→ TASK PROMPT
Identify and reproduce every line holding the string "text".

*** PROVIDED MATERIAL

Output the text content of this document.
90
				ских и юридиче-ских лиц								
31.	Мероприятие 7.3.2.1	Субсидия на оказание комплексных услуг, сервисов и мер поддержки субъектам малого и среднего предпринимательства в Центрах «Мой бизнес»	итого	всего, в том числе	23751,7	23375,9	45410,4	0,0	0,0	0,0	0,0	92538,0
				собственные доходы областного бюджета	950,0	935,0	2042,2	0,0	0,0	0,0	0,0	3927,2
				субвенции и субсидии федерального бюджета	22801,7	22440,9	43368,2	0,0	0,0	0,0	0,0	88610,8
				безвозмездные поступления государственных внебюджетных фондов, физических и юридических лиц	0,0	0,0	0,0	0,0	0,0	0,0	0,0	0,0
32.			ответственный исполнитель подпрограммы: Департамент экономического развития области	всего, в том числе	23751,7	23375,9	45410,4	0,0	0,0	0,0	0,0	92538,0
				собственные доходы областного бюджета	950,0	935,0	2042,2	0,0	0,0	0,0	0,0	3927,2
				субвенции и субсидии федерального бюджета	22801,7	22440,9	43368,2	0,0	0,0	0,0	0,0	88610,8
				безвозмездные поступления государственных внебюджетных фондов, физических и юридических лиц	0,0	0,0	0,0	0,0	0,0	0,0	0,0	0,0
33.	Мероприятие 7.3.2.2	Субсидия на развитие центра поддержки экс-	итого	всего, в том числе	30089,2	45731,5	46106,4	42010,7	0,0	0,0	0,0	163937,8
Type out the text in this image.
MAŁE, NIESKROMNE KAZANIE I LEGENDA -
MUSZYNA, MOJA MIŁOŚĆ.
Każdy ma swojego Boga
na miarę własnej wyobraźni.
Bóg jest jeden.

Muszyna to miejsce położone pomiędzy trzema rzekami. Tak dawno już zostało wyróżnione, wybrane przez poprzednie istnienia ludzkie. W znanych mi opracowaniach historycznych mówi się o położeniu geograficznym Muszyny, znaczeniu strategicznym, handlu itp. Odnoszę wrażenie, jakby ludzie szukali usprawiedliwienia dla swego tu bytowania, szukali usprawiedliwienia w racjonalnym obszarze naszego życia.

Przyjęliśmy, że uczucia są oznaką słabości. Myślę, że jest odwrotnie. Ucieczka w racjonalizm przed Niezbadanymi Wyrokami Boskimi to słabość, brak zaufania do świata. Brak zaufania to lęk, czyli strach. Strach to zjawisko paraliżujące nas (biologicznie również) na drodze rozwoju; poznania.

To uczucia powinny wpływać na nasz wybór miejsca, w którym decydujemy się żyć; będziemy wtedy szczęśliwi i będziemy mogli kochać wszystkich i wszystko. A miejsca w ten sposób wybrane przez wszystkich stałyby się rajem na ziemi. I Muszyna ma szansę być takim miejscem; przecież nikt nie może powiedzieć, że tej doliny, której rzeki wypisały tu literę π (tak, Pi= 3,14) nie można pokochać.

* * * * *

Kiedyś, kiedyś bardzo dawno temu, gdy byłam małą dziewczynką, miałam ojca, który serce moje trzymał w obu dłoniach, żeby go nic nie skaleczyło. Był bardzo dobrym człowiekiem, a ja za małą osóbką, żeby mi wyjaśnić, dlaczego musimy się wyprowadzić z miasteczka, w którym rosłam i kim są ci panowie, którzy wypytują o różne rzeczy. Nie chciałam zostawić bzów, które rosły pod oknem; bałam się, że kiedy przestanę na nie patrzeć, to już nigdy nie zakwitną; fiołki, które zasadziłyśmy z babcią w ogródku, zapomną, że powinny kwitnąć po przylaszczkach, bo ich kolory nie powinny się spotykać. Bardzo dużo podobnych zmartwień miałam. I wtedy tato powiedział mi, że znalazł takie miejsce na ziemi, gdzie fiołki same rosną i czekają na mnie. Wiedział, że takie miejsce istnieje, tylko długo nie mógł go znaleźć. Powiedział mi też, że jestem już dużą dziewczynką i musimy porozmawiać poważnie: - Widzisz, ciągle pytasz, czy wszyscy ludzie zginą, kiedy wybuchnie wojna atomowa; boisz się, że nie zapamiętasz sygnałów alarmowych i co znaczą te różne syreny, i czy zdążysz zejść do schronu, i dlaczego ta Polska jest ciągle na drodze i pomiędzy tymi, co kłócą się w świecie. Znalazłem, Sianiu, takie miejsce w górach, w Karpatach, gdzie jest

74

******

→ OUTPUT BELOW
Output the text content of this document.
Type out the text in this image.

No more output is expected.